EXERCISE AIM — Look below and pull out each line with the word "级国际经济与贸易".

DATASET CONTENT —
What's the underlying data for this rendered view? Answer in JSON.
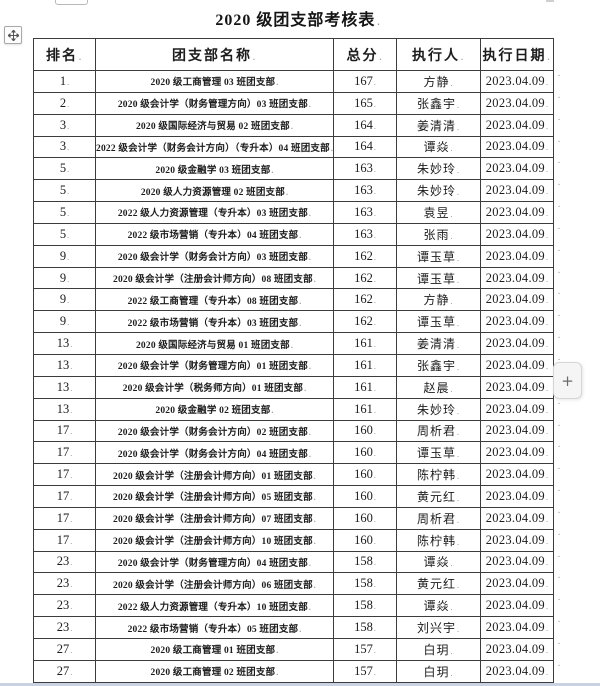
{
  "page": {
    "title": "2020 级团支部考核表"
  },
  "icons": {
    "move_handle": "table-move-cross",
    "plus": "+"
  },
  "colors": {
    "table_border": "#3c3c3c",
    "text": "#1c1c1c",
    "plus_button_bg": "#f5f5f5",
    "bottom_edge": "#c9d2e0"
  },
  "table": {
    "headers": [
      "排名",
      "团支部名称",
      "总分",
      "执行人",
      "执行日期"
    ],
    "rows": [
      [
        "1",
        "2020 级工商管理 03 班团支部",
        "167",
        "方静",
        "2023.04.09"
      ],
      [
        "2",
        "2020 级会计学（财务管理方向）03 班团支部",
        "165",
        "张鑫宇",
        "2023.04.09"
      ],
      [
        "3",
        "2020 级国际经济与贸易 02 班团支部",
        "164",
        "姜清清",
        "2023.04.09"
      ],
      [
        "3",
        "2022 级会计学（财务会计方向）（专升本）04 班团支部",
        "164",
        "谭焱",
        "2023.04.09"
      ],
      [
        "5",
        "2020 级金融学 03 班团支部",
        "163",
        "朱妙玲",
        "2023.04.09"
      ],
      [
        "5",
        "2020 级人力资源管理 02 班团支部",
        "163",
        "朱妙玲",
        "2023.04.09"
      ],
      [
        "5",
        "2022 级人力资源管理（专升本）03 班团支部",
        "163",
        "袁昱",
        "2023.04.09"
      ],
      [
        "5",
        "2022 级市场营销（专升本）04 班团支部",
        "163",
        "张雨",
        "2023.04.09"
      ],
      [
        "9",
        "2020 级会计学（财务会计方向）03 班团支部",
        "162",
        "谭玉草",
        "2023.04.09"
      ],
      [
        "9",
        "2020 级会计学（注册会计师方向）08 班团支部",
        "162",
        "谭玉草",
        "2023.04.09"
      ],
      [
        "9",
        "2022 级工商管理（专升本）08 班团支部",
        "162",
        "方静",
        "2023.04.09"
      ],
      [
        "9",
        "2022 级市场营销（专升本）03 班团支部",
        "162",
        "谭玉草",
        "2023.04.09"
      ],
      [
        "13",
        "2020 级国际经济与贸易 01 班团支部",
        "161",
        "姜清清",
        "2023.04.09"
      ],
      [
        "13",
        "2020 级会计学（财务管理方向）01 班团支部",
        "161",
        "张鑫宇",
        "2023.04.09"
      ],
      [
        "13",
        "2020 级会计学（税务师方向）01 班团支部",
        "161",
        "赵晨",
        "2023.04.09"
      ],
      [
        "13",
        "2020 级金融学 02 班团支部",
        "161",
        "朱妙玲",
        "2023.04.09"
      ],
      [
        "17",
        "2020 级会计学（财务会计方向）02 班团支部",
        "160",
        "周析君",
        "2023.04.09"
      ],
      [
        "17",
        "2020 级会计学（财务会计方向）04 班团支部",
        "160",
        "谭玉草",
        "2023.04.09"
      ],
      [
        "17",
        "2020 级会计学（注册会计师方向）01 班团支部",
        "160",
        "陈柠韩",
        "2023.04.09"
      ],
      [
        "17",
        "2020 级会计学（注册会计师方向）05 班团支部",
        "160",
        "黄元红",
        "2023.04.09"
      ],
      [
        "17",
        "2020 级会计学（注册会计师方向）07 班团支部",
        "160",
        "周析君",
        "2023.04.09"
      ],
      [
        "17",
        "2020 级会计学（注册会计师方向）10 班团支部",
        "160",
        "陈柠韩",
        "2023.04.09"
      ],
      [
        "23",
        "2020 级会计学（财务管理方向）04 班团支部",
        "158",
        "谭焱",
        "2023.04.09"
      ],
      [
        "23",
        "2020 级会计学（注册会计师方向）06 班团支部",
        "158",
        "黄元红",
        "2023.04.09"
      ],
      [
        "23",
        "2022 级人力资源管理（专升本）10 班团支部",
        "158",
        "谭焱",
        "2023.04.09"
      ],
      [
        "23",
        "2022 级市场营销（专升本）05 班团支部",
        "158",
        "刘兴宇",
        "2023.04.09"
      ],
      [
        "27",
        "2020 级工商管理 01 班团支部",
        "157",
        "白玥",
        "2023.04.09"
      ],
      [
        "27",
        "2020 级工商管理 02 班团支部",
        "157",
        "白玥",
        "2023.04.09"
      ]
    ]
  }
}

ANSWER IN FULL —
        "2020 级国际经济与贸易 02 班团支部",
        "2020 级国际经济与贸易 01 班团支部",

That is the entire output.